| WHAT IS NEEDED |
Determine how many lines contain the string "zstd", then reply with that figure only.

| MATERIAL PROVIDED |

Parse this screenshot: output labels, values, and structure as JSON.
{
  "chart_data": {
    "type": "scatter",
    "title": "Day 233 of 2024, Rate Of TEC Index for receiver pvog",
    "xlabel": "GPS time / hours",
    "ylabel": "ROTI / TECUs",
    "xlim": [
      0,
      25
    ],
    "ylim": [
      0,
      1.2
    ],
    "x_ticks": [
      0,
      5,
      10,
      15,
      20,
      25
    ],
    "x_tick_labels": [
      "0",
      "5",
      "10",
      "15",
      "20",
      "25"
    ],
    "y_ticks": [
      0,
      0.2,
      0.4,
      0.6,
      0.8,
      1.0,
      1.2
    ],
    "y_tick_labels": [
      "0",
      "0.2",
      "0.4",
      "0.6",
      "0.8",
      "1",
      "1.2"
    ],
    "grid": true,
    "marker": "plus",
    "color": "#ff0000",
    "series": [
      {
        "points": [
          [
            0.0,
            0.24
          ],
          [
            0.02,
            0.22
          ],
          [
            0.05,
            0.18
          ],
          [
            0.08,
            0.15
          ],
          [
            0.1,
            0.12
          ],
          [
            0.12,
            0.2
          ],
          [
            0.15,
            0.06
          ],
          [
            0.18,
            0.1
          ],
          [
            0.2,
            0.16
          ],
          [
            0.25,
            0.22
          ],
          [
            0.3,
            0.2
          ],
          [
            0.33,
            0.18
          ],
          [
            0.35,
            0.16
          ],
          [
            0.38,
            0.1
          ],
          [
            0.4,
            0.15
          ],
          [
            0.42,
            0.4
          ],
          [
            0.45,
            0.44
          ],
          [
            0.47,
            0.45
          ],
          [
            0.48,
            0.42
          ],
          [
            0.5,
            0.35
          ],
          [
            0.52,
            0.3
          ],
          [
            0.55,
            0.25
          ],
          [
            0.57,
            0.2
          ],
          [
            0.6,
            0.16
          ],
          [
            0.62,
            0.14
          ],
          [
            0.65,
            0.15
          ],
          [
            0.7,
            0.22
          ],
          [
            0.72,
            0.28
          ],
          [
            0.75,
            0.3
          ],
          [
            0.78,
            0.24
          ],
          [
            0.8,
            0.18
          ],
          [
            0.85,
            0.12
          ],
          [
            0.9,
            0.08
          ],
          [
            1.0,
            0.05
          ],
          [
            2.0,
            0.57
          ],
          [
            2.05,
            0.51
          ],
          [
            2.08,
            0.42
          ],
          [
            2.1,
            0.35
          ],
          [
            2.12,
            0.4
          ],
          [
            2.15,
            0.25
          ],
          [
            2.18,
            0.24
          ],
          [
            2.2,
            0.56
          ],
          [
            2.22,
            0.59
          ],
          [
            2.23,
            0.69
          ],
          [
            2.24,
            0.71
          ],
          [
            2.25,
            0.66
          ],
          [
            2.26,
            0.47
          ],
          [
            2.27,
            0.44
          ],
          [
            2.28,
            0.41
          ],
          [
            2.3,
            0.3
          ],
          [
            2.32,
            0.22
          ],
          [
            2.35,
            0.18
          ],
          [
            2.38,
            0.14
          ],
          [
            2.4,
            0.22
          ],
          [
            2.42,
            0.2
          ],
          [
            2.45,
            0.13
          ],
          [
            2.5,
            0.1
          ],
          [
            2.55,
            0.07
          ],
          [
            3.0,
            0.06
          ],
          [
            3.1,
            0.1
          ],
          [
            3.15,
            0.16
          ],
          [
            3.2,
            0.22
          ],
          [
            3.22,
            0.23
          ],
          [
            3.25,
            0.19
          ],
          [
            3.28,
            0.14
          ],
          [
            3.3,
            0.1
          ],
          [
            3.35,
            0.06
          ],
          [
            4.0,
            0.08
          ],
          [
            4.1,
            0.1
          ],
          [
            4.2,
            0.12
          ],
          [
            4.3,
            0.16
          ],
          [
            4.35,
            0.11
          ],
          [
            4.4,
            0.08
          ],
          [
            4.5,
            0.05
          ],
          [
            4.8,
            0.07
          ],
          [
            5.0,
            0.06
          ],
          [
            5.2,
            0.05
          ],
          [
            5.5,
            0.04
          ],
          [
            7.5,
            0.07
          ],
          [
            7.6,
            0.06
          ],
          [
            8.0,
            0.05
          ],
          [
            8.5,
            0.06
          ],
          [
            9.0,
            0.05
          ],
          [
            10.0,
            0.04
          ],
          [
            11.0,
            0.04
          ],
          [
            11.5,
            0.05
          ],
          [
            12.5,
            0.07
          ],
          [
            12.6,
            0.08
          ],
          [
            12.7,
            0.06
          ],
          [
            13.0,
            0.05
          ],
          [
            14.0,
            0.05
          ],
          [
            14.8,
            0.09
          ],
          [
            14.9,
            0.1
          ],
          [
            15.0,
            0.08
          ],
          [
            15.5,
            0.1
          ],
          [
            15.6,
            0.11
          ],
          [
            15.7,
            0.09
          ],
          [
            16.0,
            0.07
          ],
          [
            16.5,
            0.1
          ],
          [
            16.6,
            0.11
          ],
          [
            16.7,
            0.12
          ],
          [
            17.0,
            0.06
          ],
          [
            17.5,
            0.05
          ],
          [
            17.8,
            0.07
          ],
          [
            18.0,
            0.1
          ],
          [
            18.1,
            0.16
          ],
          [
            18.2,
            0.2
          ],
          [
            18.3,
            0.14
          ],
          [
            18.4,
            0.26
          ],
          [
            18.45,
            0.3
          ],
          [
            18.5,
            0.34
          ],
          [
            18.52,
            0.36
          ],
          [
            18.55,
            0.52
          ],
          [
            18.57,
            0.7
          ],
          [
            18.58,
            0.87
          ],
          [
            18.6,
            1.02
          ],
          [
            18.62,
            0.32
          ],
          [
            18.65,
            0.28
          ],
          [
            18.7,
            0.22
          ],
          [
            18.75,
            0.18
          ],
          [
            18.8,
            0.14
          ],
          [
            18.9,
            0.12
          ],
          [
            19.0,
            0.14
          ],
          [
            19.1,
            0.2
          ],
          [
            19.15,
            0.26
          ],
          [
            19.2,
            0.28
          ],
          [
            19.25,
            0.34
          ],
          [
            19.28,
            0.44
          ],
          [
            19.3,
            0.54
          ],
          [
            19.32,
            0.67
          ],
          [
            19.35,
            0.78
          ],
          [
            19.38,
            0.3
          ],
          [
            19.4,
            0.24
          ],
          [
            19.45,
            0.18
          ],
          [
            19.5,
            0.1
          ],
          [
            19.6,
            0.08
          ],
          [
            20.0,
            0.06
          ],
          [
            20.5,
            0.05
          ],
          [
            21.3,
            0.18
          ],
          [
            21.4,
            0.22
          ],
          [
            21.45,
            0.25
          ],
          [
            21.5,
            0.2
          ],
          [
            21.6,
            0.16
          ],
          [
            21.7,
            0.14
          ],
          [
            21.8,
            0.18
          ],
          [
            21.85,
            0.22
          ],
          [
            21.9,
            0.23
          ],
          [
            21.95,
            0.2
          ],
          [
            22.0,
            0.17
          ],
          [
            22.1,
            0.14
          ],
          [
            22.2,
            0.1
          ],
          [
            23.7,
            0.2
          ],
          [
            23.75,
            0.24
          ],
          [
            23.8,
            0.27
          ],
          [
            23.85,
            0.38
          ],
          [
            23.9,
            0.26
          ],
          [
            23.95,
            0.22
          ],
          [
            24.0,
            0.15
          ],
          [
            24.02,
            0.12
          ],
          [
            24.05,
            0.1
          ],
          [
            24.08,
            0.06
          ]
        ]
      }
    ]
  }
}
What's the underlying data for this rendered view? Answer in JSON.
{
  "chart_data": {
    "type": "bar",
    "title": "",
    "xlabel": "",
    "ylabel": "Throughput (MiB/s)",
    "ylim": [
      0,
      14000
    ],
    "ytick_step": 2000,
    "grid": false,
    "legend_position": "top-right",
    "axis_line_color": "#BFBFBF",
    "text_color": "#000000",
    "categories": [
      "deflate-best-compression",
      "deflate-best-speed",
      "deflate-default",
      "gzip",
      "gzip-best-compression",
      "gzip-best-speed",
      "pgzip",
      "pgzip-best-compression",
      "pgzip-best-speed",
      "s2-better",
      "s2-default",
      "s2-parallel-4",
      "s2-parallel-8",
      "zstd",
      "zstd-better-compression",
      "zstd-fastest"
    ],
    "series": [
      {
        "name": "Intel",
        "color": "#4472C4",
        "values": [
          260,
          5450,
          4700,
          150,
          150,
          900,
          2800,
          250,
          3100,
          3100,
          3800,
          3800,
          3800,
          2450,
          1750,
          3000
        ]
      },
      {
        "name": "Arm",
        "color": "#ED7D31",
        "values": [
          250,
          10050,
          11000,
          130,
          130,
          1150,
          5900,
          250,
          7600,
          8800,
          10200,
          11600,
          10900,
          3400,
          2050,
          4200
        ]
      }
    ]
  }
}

| RESPONSE |
3